## Work to be completed
Go through the material below and return each line with the string "samt" in it.

>>

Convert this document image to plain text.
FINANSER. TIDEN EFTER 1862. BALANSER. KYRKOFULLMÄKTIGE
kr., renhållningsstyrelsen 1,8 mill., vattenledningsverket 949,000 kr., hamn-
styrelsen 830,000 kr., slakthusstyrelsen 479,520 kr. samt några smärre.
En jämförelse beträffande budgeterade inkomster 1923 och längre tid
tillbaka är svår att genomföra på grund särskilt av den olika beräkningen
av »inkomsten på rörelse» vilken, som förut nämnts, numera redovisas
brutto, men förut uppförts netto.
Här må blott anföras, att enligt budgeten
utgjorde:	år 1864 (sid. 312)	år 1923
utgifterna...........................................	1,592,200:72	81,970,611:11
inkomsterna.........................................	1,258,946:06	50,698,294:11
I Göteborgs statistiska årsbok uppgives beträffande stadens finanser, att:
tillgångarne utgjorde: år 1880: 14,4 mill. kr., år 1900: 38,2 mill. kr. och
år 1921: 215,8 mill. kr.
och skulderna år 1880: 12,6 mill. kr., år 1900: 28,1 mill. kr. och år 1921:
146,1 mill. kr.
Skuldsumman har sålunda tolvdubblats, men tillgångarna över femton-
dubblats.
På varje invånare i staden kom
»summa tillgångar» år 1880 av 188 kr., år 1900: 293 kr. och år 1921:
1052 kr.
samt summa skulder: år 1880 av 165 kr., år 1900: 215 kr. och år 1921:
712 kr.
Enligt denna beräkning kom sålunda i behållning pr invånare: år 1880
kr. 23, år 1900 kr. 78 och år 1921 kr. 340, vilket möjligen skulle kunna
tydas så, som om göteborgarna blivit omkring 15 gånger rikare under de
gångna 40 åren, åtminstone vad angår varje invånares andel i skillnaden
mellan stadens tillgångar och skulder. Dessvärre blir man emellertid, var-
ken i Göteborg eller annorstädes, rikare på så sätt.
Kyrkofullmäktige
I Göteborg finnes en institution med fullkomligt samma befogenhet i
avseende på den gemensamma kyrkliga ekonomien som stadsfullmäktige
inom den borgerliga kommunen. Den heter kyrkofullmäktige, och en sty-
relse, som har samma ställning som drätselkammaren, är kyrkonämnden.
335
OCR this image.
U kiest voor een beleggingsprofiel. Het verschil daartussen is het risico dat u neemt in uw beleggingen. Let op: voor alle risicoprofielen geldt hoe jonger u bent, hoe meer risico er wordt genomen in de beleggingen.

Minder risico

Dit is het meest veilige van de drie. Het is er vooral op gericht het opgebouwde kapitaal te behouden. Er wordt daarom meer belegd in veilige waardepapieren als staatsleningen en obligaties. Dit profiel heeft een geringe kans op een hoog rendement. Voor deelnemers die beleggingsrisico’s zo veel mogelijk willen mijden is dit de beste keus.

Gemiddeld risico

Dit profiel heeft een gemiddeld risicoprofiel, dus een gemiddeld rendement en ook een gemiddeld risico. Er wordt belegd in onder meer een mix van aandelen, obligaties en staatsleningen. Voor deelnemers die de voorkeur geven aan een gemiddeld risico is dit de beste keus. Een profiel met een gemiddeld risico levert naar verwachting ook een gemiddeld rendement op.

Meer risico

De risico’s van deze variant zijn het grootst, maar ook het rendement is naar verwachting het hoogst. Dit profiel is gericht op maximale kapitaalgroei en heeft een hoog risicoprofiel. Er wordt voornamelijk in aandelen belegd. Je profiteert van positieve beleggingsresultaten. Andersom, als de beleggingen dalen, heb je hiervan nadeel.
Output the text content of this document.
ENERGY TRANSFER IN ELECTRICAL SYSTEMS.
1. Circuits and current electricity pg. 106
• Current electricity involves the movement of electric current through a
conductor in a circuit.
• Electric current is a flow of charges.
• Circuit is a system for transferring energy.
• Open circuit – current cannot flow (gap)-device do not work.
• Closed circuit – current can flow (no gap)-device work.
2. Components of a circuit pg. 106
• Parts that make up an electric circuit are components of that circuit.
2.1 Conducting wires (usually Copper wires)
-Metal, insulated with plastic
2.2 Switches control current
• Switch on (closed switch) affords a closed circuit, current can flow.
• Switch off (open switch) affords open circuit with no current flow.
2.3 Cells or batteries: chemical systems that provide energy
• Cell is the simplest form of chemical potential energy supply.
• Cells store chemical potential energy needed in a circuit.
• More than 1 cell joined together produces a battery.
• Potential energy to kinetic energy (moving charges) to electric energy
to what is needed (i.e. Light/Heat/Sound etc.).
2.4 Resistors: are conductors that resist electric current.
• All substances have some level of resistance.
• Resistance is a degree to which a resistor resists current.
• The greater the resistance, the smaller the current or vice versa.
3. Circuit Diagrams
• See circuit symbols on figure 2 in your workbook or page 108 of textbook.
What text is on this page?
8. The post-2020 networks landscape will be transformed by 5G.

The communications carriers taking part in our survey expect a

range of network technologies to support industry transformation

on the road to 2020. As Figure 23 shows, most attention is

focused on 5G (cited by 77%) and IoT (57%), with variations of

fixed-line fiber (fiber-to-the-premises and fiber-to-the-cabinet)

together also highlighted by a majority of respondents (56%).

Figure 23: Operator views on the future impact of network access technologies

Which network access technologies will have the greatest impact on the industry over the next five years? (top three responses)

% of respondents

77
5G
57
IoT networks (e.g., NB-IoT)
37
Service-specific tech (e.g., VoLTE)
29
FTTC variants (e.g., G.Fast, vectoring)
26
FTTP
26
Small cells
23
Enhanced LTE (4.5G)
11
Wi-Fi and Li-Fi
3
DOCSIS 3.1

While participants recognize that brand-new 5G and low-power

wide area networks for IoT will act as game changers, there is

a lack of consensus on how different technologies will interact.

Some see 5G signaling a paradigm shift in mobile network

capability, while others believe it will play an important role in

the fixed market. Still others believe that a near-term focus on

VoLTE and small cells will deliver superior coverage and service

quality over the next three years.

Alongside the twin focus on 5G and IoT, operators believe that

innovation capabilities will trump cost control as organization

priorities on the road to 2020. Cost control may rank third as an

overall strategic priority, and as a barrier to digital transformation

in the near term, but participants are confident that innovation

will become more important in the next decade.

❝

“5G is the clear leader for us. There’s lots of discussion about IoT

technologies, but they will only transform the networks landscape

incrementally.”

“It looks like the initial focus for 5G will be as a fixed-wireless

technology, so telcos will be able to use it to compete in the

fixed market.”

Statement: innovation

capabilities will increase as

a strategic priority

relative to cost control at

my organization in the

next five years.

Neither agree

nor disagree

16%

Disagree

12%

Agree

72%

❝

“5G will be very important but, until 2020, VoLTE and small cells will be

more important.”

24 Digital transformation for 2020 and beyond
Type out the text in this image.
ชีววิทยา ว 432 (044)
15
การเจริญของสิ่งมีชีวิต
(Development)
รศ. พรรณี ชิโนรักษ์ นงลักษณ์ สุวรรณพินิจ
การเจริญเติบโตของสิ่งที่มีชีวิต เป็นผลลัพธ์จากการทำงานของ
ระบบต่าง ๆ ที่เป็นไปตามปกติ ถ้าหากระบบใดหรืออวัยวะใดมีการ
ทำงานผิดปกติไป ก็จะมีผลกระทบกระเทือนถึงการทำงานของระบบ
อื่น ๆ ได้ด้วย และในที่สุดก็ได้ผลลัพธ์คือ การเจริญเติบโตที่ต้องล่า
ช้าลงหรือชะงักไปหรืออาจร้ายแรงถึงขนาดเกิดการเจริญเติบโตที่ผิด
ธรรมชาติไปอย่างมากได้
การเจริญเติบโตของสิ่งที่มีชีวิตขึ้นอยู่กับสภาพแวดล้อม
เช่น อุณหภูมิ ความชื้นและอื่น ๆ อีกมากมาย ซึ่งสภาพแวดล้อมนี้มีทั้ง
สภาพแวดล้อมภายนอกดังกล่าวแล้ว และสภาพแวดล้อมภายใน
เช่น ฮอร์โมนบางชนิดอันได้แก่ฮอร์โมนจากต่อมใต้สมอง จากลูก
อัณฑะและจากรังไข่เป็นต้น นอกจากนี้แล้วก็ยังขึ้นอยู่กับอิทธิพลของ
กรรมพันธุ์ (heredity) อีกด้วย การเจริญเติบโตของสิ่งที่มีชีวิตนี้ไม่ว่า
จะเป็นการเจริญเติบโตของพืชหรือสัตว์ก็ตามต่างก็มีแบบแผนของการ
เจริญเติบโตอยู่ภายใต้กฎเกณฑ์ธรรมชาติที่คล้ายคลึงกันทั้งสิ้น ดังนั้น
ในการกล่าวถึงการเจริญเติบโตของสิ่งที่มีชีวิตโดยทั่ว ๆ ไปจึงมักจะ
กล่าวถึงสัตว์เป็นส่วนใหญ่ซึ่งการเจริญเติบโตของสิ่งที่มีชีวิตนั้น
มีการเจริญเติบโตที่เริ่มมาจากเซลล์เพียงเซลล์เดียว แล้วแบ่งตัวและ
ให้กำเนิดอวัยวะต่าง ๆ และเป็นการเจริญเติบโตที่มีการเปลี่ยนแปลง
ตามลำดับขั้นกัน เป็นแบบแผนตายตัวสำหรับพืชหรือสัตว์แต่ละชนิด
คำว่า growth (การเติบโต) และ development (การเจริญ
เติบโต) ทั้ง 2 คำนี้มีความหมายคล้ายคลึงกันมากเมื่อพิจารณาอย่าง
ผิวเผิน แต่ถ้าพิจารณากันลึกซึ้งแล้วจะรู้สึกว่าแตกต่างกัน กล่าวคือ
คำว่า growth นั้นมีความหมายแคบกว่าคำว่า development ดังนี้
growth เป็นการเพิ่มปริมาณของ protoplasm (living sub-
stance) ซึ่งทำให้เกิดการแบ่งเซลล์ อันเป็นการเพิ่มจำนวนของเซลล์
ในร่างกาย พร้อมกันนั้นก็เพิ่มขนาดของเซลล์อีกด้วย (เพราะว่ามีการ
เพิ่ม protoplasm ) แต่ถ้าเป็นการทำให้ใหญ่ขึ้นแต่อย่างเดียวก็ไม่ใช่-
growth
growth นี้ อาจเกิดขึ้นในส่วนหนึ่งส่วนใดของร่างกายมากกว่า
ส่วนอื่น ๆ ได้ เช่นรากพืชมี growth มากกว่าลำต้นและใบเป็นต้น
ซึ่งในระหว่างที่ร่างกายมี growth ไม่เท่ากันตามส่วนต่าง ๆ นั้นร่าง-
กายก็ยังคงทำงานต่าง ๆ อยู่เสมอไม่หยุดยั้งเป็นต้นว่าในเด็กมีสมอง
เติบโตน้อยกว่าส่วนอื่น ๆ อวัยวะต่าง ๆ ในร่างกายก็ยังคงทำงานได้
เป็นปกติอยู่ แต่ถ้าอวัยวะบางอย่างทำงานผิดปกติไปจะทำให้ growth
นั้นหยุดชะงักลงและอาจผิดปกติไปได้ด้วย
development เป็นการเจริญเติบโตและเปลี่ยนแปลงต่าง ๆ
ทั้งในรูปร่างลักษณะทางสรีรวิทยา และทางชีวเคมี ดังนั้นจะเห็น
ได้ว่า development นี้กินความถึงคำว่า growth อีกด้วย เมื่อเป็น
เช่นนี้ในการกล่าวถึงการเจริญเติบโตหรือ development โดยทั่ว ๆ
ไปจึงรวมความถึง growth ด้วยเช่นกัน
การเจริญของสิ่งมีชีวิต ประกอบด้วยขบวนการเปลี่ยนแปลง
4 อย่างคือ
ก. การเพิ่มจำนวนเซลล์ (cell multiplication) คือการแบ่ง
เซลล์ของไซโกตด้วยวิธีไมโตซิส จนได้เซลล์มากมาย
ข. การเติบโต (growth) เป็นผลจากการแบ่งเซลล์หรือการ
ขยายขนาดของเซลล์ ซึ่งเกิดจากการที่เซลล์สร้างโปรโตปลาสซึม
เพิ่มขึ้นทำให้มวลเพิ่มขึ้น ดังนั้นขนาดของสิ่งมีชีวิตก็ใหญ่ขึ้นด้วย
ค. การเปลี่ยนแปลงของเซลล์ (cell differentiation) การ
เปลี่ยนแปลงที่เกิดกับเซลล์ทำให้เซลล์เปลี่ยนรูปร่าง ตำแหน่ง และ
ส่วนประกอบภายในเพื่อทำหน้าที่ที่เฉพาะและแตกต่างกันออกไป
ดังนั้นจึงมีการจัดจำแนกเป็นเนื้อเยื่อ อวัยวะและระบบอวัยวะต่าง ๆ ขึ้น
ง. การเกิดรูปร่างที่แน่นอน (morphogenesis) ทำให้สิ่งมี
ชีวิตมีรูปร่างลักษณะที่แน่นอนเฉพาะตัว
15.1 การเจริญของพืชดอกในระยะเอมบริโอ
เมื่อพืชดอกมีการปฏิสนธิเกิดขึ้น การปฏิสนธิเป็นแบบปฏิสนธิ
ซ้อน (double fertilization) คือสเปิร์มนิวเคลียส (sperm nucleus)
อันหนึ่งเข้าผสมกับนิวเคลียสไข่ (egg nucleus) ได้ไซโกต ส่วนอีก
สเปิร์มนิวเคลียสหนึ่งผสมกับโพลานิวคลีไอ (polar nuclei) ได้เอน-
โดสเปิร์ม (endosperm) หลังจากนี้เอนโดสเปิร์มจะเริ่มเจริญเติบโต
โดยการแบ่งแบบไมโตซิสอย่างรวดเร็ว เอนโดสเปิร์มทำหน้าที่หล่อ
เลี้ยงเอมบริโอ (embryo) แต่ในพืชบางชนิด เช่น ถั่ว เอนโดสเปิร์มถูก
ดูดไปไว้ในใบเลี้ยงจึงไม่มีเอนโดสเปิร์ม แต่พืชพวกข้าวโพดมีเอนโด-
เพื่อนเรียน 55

<<

## Answer for the task
styrelsen 830,000 kr., slakthusstyrelsen 479,520 kr. samt några smärre.
samt summa skulder: år 1880 av 165 kr., år 1900: 215 kr. och år 1921:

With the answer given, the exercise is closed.